» **WHAT YOU HAVE TO DO**
The data below should be restated word for word, with every picture omitted.
====================
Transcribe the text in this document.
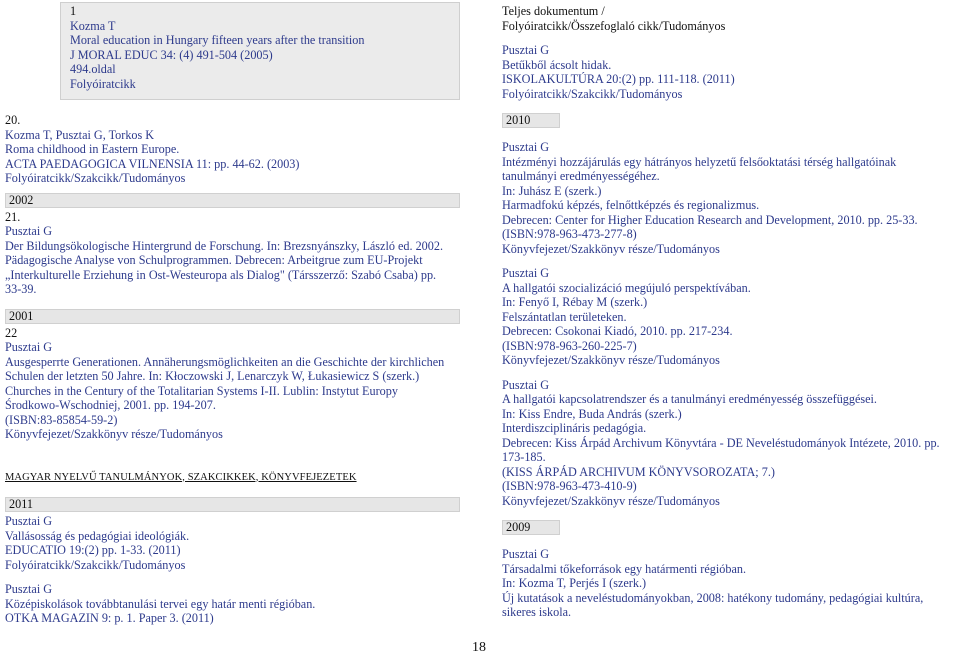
1
Kozma T
Moral education in Hungary fifteen years after the transition
J MORAL EDUC 34: (4) 491-504 (2005)
494.oldal
Folyóiratcikk
20.
Kozma T, Pusztai G, Torkos K
Roma childhood in Eastern Europe.
ACTA PAEDAGOGICA VILNENSIA 11: pp. 44-62. (2003)
Folyóiratcikk/Szakcikk/Tudományos
2002
21.
Pusztai G
Der Bildungsökologische Hintergrund de Forschung. In: Brezsnyánszky, László ed. 2002.
Pädagogische Analyse von Schulprogrammen. Debrecen: Arbeitgrue zum EU-Projekt
„Interkulturelle Erziehung in Ost-Westeuropa als Dialog" (Társszerző: Szabó Csaba) pp.
33-39.
2001
22
Pusztai G
Ausgesperrte Generationen. Annäherungsmöglichkeiten an die Geschichte der kirchlichen
Schulen der letzten 50 Jahre. In: Kłoczowski J, Lenarczyk W, Łukasiewicz S (szerk.)
Churches in the Century of the Totalitarian Systems I-II. Lublin: Instytut Europy
Środkowo-Wschodniej, 2001. pp. 194-207.
(ISBN:83-85854-59-2)
Könyvfejezet/Szakkönyv része/Tudományos
MAGYAR NYELVŰ TANULMÁNYOK, SZAKCIKKEK, KÖNYVFEJEZETEK
2011
Pusztai G
Vallásosság és pedagógiai ideológiák.
EDUCATIO 19:(2) pp. 1-33. (2011)
Folyóiratcikk/Szakcikk/Tudományos
Pusztai G
Középiskolások továbbtanulási tervei egy határ menti régióban.
OTKA MAGAZIN 9: p. 1. Paper 3. (2011)
Teljes dokumentum /
Folyóiratcikk/Összefoglaló cikk/Tudományos
Pusztai G
Betűkből ácsolt hidak.
ISKOLAKULTÚRA 20:(2) pp. 111-118. (2011)
Folyóiratcikk/Szakcikk/Tudományos
2010
Pusztai G
Intézményi hozzájárulás egy hátrányos helyzetű felsőoktatási térség hallgatóinak
tanulmányi eredményességéhez.
In: Juhász E (szerk.)
Harmadfokú képzés, felnőttképzés és regionalizmus.
Debrecen: Center for Higher Education Research and Development, 2010. pp. 25-33.
(ISBN:978-963-473-277-8)
Könyvfejezet/Szakkönyv része/Tudományos
Pusztai G
A hallgatói szocializáció megújuló perspektívában.
In: Fenyő I, Rébay M (szerk.)
Felszántatlan területeken.
Debrecen: Csokonai Kiadó, 2010. pp. 217-234.
(ISBN:978-963-260-225-7)
Könyvfejezet/Szakkönyv része/Tudományos
Pusztai G
A hallgatói kapcsolatrendszer és a tanulmányi eredményesség összefüggései.
In: Kiss Endre, Buda András (szerk.)
Interdiszciplináris pedagógia.
Debrecen: Kiss Árpád Archivum Könyvtára - DE Neveléstudományok Intézete, 2010. pp.
173-185.
(KISS ÁRPÁD ARCHIVUM KÖNYVSOROZATA; 7.)
(ISBN:978-963-473-410-9)
Könyvfejezet/Szakkönyv része/Tudományos
2009
Pusztai G
Társadalmi tőkeforrások egy határmenti régióban.
In: Kozma T, Perjés I (szerk.)
Új kutatások a neveléstudományokban, 2008: hatékony tudomány, pedagógiai kultúra,
sikeres iskola.
18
====================
» **RESPONSE TO THIS TASK**
Transcribe the text in this document.
1
Kozma T
Moral education in Hungary fifteen years after the transition
J MORAL EDUC 34: (4) 491-504 (2005)
494.oldal
Folyóiratcikk
20.
Kozma T, Pusztai G, Torkos K
Roma childhood in Eastern Europe.
ACTA PAEDAGOGICA VILNENSIA 11: pp. 44-62. (2003)
Folyóiratcikk/Szakcikk/Tudományos
2002
21.
Pusztai G
Der Bildungsökologische Hintergrund de Forschung. In: Brezsnyánszky, László ed. 2002.
Pädagogische Analyse von Schulprogrammen. Debrecen: Arbeitgrue zum EU-Projekt
„Interkulturelle Erziehung in Ost-Westeuropa als Dialog" (Társszerző: Szabó Csaba) pp.
33-39.
2001
22
Pusztai G
Ausgesperrte Generationen. Annäherungsmöglichkeiten an die Geschichte der kirchlichen
Schulen der letzten 50 Jahre. In: Kłoczowski J, Lenarczyk W, Łukasiewicz S (szerk.)
Churches in the Century of the Totalitarian Systems I-II. Lublin: Instytut Europy
Środkowo-Wschodniej, 2001. pp. 194-207.
(ISBN:83-85854-59-2)
Könyvfejezet/Szakkönyv része/Tudományos
MAGYAR NYELVŰ TANULMÁNYOK, SZAKCIKKEK, KÖNYVFEJEZETEK
2011
Pusztai G
Vallásosság és pedagógiai ideológiák.
EDUCATIO 19:(2) pp. 1-33. (2011)
Folyóiratcikk/Szakcikk/Tudományos
Pusztai G
Középiskolások továbbtanulási tervei egy határ menti régióban.
OTKA MAGAZIN 9: p. 1. Paper 3. (2011)
Teljes dokumentum /
Folyóiratcikk/Összefoglaló cikk/Tudományos
Pusztai G
Betűkből ácsolt hidak.
ISKOLAKULTÚRA 20:(2) pp. 111-118. (2011)
Folyóiratcikk/Szakcikk/Tudományos
2010
Pusztai G
Intézményi hozzájárulás egy hátrányos helyzetű felsőoktatási térség hallgatóinak
tanulmányi eredményességéhez.
In: Juhász E (szerk.)
Harmadfokú képzés, felnőttképzés és regionalizmus.
Debrecen: Center for Higher Education Research and Development, 2010. pp. 25-33.
(ISBN:978-963-473-277-8)
Könyvfejezet/Szakkönyv része/Tudományos
Pusztai G
A hallgatói szocializáció megújuló perspektívában.
In: Fenyő I, Rébay M (szerk.)
Felszántatlan területeken.
Debrecen: Csokonai Kiadó, 2010. pp. 217-234.
(ISBN:978-963-260-225-7)
Könyvfejezet/Szakkönyv része/Tudományos
Pusztai G
A hallgatói kapcsolatrendszer és a tanulmányi eredményesség összefüggései.
In: Kiss Endre, Buda András (szerk.)
Interdiszciplináris pedagógia.
Debrecen: Kiss Árpád Archivum Könyvtára - DE Neveléstudományok Intézete, 2010. pp.
173-185.
(KISS ÁRPÁD ARCHIVUM KÖNYVSOROZATA; 7.)
(ISBN:978-963-473-410-9)
Könyvfejezet/Szakkönyv része/Tudományos
2009
Pusztai G
Társadalmi tőkeforrások egy határmenti régióban.
In: Kozma T, Perjés I (szerk.)
Új kutatások a neveléstudományokban, 2008: hatékony tudomány, pedagógiai kultúra,
sikeres iskola.
18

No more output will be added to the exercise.